INPUT MATERIAL
:::

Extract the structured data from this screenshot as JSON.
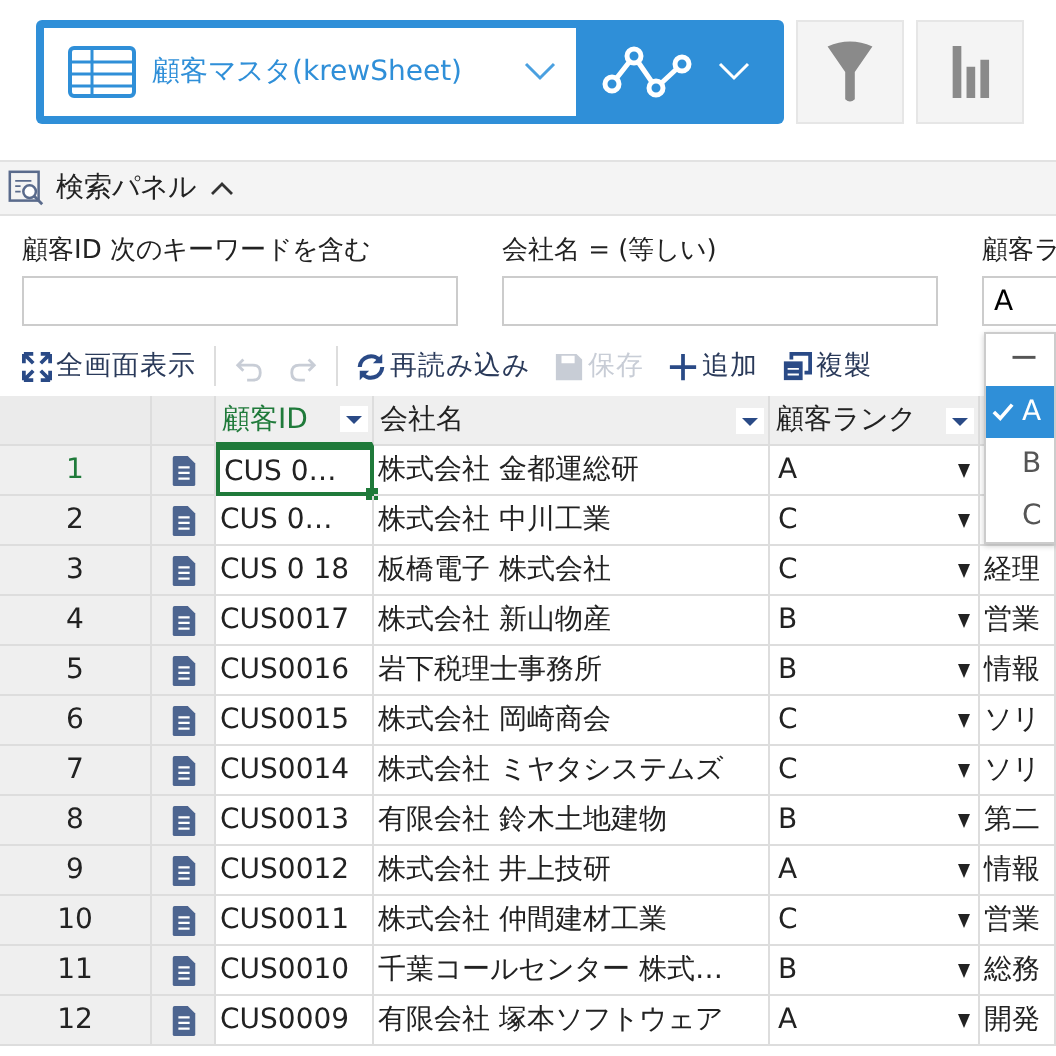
{
  "app_bar": {
    "view_name": "顧客マスタ(krewSheet)"
  },
  "search_panel": {
    "title": "検索パネル",
    "expanded": true,
    "filters": [
      {
        "label": "顧客ID 次のキーワードを含む"
      },
      {
        "label": "会社名 = (等しい)"
      },
      {
        "label": "顧客ラ",
        "value": "A"
      }
    ]
  },
  "toolbar": [
    {
      "kind": "fullscreen",
      "label": "全画面表示",
      "disabled": false
    },
    {
      "kind": "undo",
      "disabled": true
    },
    {
      "kind": "redo",
      "disabled": true
    },
    {
      "kind": "reload",
      "label": "再読み込み",
      "disabled": false
    },
    {
      "kind": "save",
      "label": "保存",
      "disabled": true
    },
    {
      "kind": "add",
      "label": "追加",
      "disabled": false
    },
    {
      "kind": "copy",
      "label": "複製",
      "disabled": false
    }
  ],
  "grid": {
    "columns": [
      {
        "label": "顧客ID",
        "selected": true
      },
      {
        "label": "会社名",
        "selected": false
      },
      {
        "label": "顧客ランク",
        "selected": false
      }
    ],
    "rows": [
      {
        "number": "1",
        "id": "CUS 0…",
        "company": " 株式会社 金都運総研",
        "rank": "A",
        "selected": true
      },
      {
        "number": "2",
        "id": "CUS 0…",
        "company": "株式会社 中川工業",
        "rank": "C",
        "selected": false
      },
      {
        "number": "3",
        "id": "CUS 0 18",
        "company": "板橋電子 株式会社",
        "rank": "C",
        "column_4": "経理",
        "selected": false
      },
      {
        "number": "4",
        "id": "CUS0017",
        "company": "株式会社 新山物産",
        "rank": "B",
        "column_4": "営業",
        "selected": false
      },
      {
        "number": "5",
        "id": "CUS0016",
        "company": "岩下税理士事務所",
        "rank": "B",
        "column_4": "情報",
        "selected": false
      },
      {
        "number": "6",
        "id": "CUS0015",
        "company": " 株式会社 岡崎商会",
        "rank": "C",
        "column_4": "ソリ",
        "selected": false
      },
      {
        "number": "7",
        "id": "CUS0014",
        "company": " 株式会社 ミヤタシステムズ",
        "rank": "C",
        "column_4": "ソリ",
        "selected": false
      },
      {
        "number": "8",
        "id": "CUS0013",
        "company": "有限会社 鈴木土地建物",
        "rank": "B",
        "column_4": "第二",
        "selected": false
      },
      {
        "number": "9",
        "id": "CUS0012",
        "company": "株式会社 井上技研",
        "rank": "A",
        "column_4": "情報",
        "selected": false
      },
      {
        "number": "10",
        "id": "CUS0011",
        "company": "株式会社 仲間建材工業",
        "rank": "C",
        "column_4": "営業",
        "selected": false
      },
      {
        "number": "11",
        "id": "CUS0010",
        "company": "千葉コールセンター 株式…",
        "rank": "B",
        "column_4": "総務",
        "selected": false
      },
      {
        "number": "12",
        "id": "CUS0009",
        "company": " 有限会社 塚本ソフトウェア",
        "rank": "A",
        "column_4": "開発",
        "selected": false
      }
    ]
  },
  "rank_dropdown": {
    "options": [
      {
        "label": "ー",
        "selected": false
      },
      {
        "label": "A",
        "selected": true
      },
      {
        "label": "B",
        "selected": false
      },
      {
        "label": "C",
        "selected": false
      }
    ]
  }
}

:::

PROBLEM TO SOLVE
Read the data above and pull out each line that holds the string "有限会社".

EXERCISE RESPONSE
        "company": "有限会社 鈴木土地建物",
        "company": " 有限会社 塚本ソフトウェア",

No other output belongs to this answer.